Within the records below, find each line that holds the string "image", then copy it.
[Start]
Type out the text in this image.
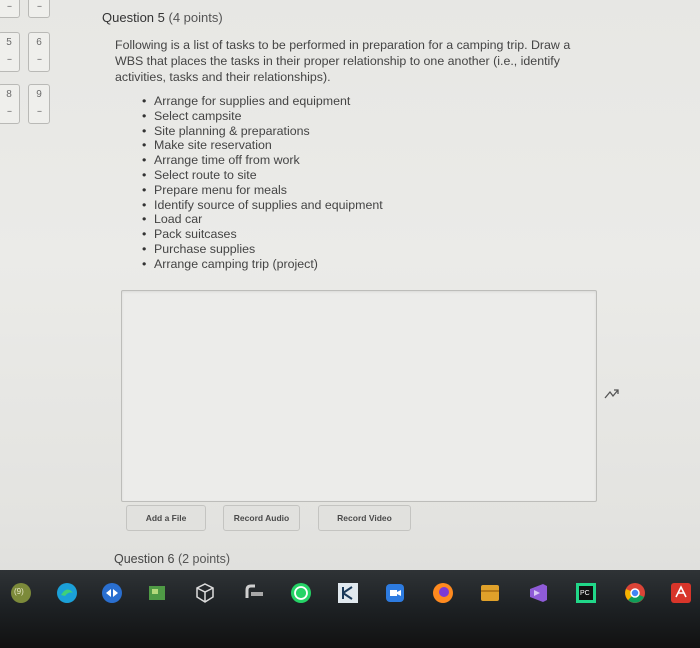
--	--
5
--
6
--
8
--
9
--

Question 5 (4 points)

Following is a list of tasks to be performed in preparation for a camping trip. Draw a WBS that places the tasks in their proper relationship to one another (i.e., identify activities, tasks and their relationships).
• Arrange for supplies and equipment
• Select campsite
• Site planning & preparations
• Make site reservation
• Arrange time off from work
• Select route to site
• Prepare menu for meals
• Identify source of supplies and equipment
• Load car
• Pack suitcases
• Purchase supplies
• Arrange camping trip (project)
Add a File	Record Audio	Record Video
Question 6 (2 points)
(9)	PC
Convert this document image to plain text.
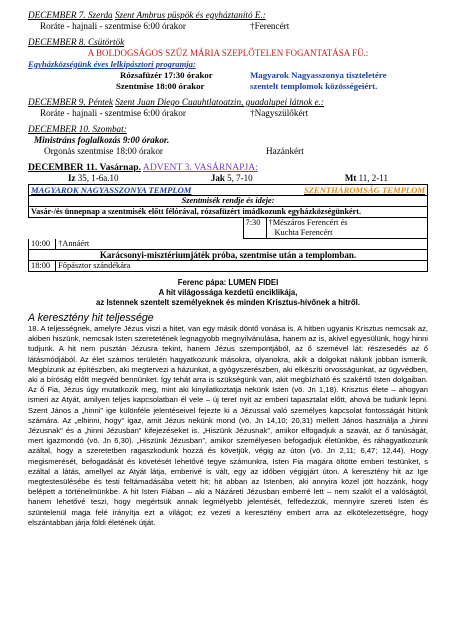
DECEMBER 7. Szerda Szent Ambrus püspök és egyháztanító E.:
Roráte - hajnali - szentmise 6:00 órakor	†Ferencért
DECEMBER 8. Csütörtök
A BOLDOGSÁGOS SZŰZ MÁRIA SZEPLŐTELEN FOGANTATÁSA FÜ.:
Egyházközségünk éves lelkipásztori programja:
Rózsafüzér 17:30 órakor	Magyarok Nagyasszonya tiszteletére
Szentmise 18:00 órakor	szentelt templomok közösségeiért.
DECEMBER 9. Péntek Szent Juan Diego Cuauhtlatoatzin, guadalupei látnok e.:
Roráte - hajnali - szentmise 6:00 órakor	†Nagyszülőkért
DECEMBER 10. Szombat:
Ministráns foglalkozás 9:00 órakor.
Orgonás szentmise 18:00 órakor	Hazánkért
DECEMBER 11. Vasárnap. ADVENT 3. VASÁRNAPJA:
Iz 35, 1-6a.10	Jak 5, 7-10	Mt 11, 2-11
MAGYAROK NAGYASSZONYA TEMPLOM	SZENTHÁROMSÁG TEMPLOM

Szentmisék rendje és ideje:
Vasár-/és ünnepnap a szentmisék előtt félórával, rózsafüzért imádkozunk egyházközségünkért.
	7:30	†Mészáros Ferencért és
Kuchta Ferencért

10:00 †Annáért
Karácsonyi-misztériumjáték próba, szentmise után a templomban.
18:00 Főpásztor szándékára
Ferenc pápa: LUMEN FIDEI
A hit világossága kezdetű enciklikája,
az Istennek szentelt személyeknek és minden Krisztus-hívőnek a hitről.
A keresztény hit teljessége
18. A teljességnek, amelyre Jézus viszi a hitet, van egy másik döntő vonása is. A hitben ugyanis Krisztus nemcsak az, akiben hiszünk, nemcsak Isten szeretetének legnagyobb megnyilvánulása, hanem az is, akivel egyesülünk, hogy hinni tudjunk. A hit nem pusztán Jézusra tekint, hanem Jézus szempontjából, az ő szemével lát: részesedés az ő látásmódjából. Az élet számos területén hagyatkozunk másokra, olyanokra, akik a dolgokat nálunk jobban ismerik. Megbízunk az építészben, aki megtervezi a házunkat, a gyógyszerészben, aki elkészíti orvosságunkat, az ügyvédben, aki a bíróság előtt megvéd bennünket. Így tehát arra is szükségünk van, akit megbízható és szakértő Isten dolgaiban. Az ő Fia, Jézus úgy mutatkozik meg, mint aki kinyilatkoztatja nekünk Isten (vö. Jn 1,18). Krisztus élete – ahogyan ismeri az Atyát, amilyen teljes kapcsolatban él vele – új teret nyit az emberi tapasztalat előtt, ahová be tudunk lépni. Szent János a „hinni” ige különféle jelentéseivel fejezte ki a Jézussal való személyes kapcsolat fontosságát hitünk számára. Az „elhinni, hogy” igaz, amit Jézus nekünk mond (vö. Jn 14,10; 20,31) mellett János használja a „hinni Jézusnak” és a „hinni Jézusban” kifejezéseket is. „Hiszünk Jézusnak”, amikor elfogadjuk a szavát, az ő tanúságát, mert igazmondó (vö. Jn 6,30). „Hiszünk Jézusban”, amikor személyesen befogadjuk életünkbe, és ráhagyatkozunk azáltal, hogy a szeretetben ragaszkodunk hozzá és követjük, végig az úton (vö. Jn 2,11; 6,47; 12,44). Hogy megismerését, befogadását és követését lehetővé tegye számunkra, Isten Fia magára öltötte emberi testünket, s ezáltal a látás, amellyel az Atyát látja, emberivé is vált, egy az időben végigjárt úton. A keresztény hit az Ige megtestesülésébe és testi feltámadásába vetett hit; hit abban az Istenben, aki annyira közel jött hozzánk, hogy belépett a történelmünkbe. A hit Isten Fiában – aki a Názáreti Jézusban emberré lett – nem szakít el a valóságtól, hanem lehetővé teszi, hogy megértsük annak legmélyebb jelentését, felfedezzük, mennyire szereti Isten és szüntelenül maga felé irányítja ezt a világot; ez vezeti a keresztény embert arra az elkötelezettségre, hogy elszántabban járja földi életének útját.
[End]
[Start]
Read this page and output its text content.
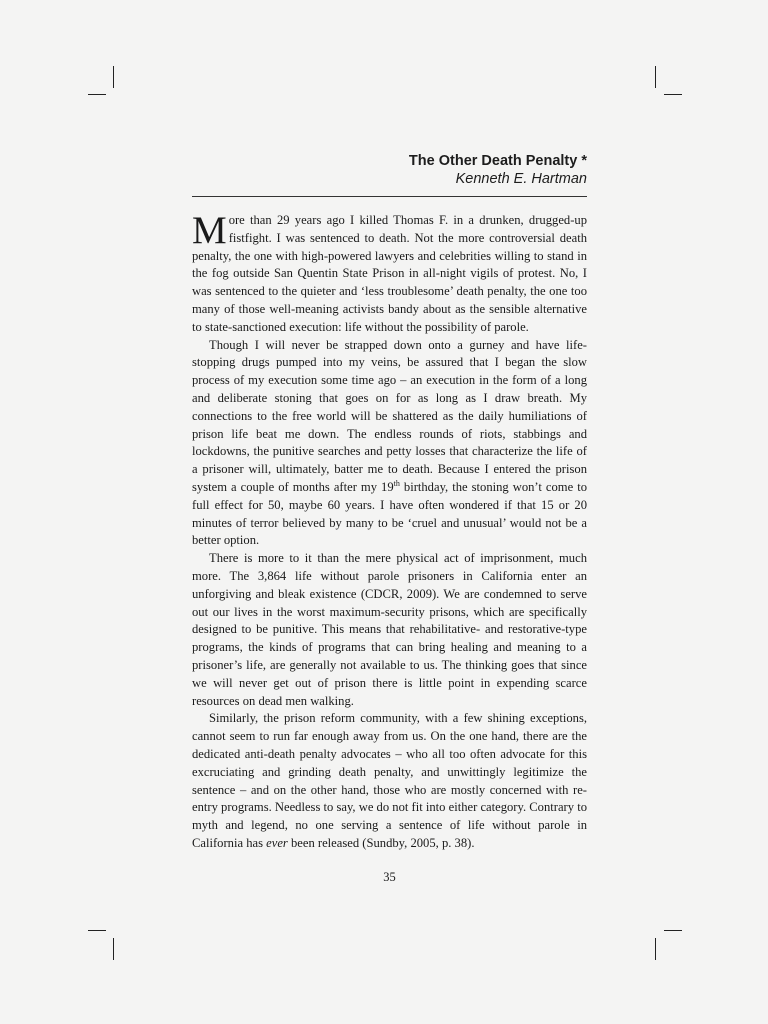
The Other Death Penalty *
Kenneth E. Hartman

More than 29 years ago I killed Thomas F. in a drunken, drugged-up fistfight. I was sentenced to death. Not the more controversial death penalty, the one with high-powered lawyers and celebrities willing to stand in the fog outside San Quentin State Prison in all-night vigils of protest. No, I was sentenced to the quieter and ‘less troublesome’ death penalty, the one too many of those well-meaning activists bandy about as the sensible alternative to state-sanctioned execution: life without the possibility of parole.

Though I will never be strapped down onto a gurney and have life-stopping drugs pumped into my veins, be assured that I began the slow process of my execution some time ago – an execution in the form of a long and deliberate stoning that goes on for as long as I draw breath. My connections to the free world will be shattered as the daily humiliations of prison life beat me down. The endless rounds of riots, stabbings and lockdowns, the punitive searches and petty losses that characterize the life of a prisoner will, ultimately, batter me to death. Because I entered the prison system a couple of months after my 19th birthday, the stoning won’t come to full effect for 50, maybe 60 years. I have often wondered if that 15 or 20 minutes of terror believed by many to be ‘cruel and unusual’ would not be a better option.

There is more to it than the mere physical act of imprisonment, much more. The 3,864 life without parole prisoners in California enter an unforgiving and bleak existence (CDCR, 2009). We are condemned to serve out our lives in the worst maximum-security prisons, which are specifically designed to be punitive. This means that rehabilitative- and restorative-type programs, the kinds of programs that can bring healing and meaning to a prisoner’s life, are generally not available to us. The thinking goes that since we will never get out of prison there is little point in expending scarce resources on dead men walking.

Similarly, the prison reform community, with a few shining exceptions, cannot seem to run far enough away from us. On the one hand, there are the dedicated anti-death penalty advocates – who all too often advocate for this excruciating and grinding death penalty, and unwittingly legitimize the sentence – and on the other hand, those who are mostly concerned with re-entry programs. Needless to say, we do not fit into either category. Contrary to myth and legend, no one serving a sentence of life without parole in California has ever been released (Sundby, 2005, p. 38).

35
[End]
[Start]
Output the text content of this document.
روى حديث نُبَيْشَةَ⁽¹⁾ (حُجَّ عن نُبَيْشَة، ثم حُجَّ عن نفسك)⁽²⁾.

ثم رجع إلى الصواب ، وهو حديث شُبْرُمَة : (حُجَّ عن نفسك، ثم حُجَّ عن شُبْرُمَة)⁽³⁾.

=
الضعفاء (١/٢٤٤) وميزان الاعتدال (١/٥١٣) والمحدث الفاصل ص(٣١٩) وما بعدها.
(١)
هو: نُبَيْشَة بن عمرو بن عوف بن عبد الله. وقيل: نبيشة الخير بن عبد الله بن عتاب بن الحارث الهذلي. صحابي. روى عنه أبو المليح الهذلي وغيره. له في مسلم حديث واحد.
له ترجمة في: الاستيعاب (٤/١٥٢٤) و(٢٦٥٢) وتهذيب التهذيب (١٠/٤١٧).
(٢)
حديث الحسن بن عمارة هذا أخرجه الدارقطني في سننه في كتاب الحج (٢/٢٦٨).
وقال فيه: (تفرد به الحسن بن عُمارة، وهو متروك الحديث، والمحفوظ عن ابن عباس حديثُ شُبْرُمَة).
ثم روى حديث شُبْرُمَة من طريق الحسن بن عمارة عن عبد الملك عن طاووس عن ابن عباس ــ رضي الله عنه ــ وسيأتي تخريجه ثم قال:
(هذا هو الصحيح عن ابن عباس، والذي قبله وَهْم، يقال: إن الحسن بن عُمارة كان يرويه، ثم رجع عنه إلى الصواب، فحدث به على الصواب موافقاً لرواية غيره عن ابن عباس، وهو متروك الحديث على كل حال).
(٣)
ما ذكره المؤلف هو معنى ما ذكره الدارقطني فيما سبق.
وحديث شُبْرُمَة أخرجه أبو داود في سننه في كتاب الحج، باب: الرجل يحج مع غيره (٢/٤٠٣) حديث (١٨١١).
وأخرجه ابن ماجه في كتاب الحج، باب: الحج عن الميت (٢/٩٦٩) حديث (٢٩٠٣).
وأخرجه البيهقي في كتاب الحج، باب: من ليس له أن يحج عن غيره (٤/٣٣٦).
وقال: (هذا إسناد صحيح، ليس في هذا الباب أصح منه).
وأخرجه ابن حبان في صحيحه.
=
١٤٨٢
[End]
* REPLY:
Type out the text in this image.
Convert this document image to plain text.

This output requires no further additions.